_The request_
Leave out the pictures and copy every record exactly.

_Data rows_
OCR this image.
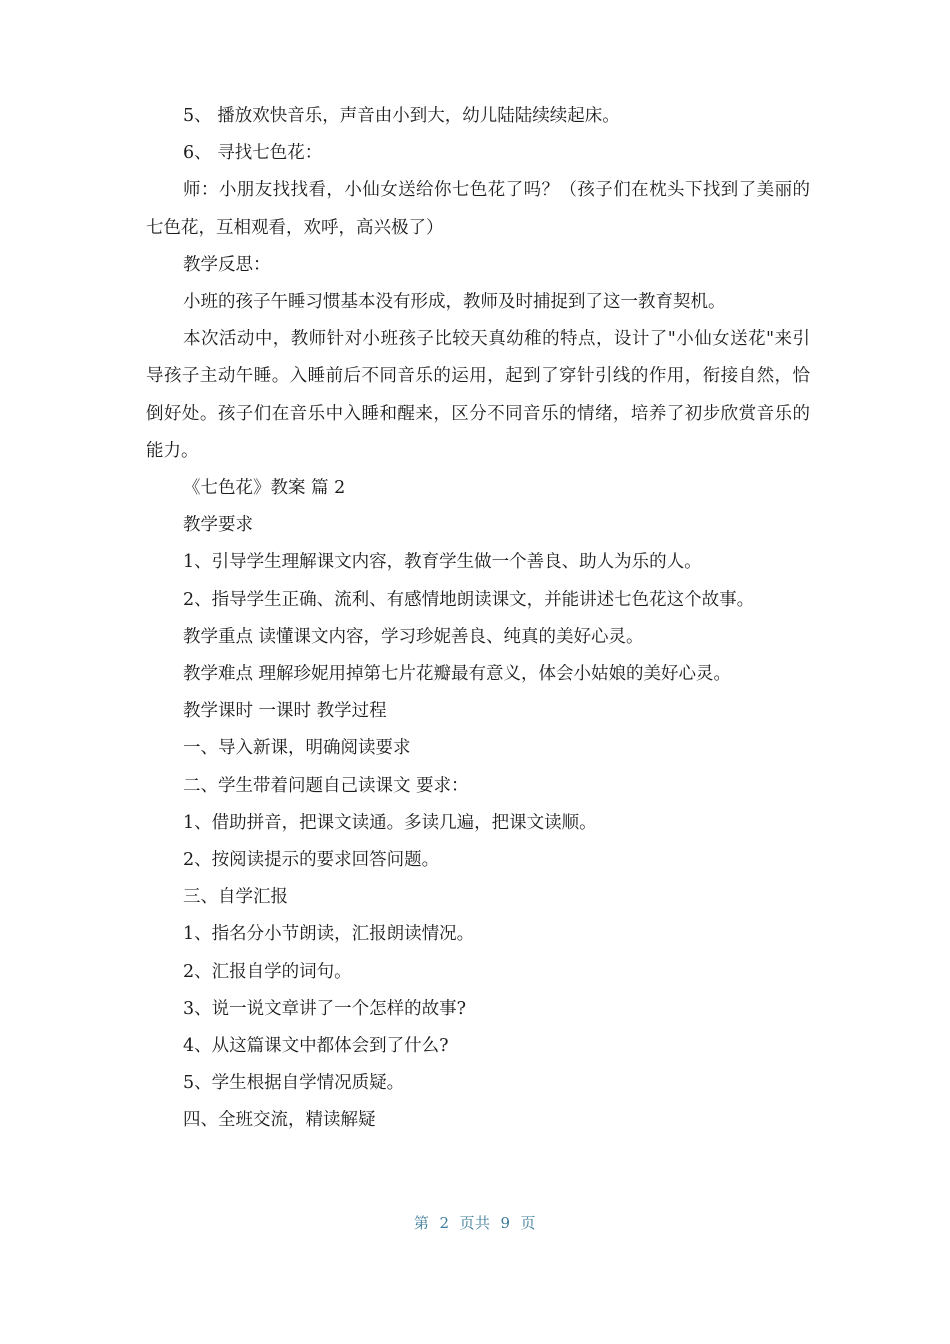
5、 播放欢快音乐，声音由小到大，幼儿陆陆续续起床。

6、 寻找七色花：

师：小朋友找找看，小仙女送给你七色花了吗？（孩子们在枕头下找到了美丽的七色花，互相观看，欢呼，高兴极了）

教学反思：

小班的孩子午睡习惯基本没有形成，教师及时捕捉到了这一教育契机。

本次活动中，教师针对小班孩子比较天真幼稚的特点，设计了"小仙女送花"来引导孩子主动午睡。入睡前后不同音乐的运用，起到了穿针引线的作用，衔接自然，恰倒好处。孩子们在音乐中入睡和醒来，区分不同音乐的情绪，培养了初步欣赏音乐的能力。

《七色花》教案 篇 2

教学要求

1、引导学生理解课文内容，教育学生做一个善良、助人为乐的人。

2、指导学生正确、流利、有感情地朗读课文，并能讲述七色花这个故事。

教学重点 读懂课文内容，学习珍妮善良、纯真的美好心灵。

教学难点 理解珍妮用掉第七片花瓣最有意义，体会小姑娘的美好心灵。

教学课时 一课时 教学过程

一、导入新课，明确阅读要求

二、学生带着问题自己读课文 要求：

1、借助拼音，把课文读通。多读几遍，把课文读顺。

2、按阅读提示的要求回答问题。

三、自学汇报

1、指名分小节朗读，汇报朗读情况。

2、汇报自学的词句。

3、说一说文章讲了一个怎样的故事?

4、从这篇课文中都体会到了什么?

5、学生根据自学情况质疑。

四、全班交流，精读解疑

第 2 页共 9 页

_Correct response_
OCR this image.
5、 播放欢快音乐，声音由小到大，幼儿陆陆续续起床。

6、 寻找七色花：

师：小朋友找找看，小仙女送给你七色花了吗？（孩子们在枕头下找到了美丽的七色花，互相观看，欢呼，高兴极了）

教学反思：

小班的孩子午睡习惯基本没有形成，教师及时捕捉到了这一教育契机。

本次活动中，教师针对小班孩子比较天真幼稚的特点，设计了"小仙女送花"来引导孩子主动午睡。入睡前后不同音乐的运用，起到了穿针引线的作用，衔接自然，恰倒好处。孩子们在音乐中入睡和醒来，区分不同音乐的情绪，培养了初步欣赏音乐的能力。

《七色花》教案 篇 2

教学要求

1、引导学生理解课文内容，教育学生做一个善良、助人为乐的人。

2、指导学生正确、流利、有感情地朗读课文，并能讲述七色花这个故事。

教学重点 读懂课文内容，学习珍妮善良、纯真的美好心灵。

教学难点 理解珍妮用掉第七片花瓣最有意义，体会小姑娘的美好心灵。

教学课时 一课时 教学过程

一、导入新课，明确阅读要求

二、学生带着问题自己读课文 要求：

1、借助拼音，把课文读通。多读几遍，把课文读顺。

2、按阅读提示的要求回答问题。

三、自学汇报

1、指名分小节朗读，汇报朗读情况。

2、汇报自学的词句。

3、说一说文章讲了一个怎样的故事?

4、从这篇课文中都体会到了什么?

5、学生根据自学情况质疑。

四、全班交流，精读解疑

第 2 页共 9 页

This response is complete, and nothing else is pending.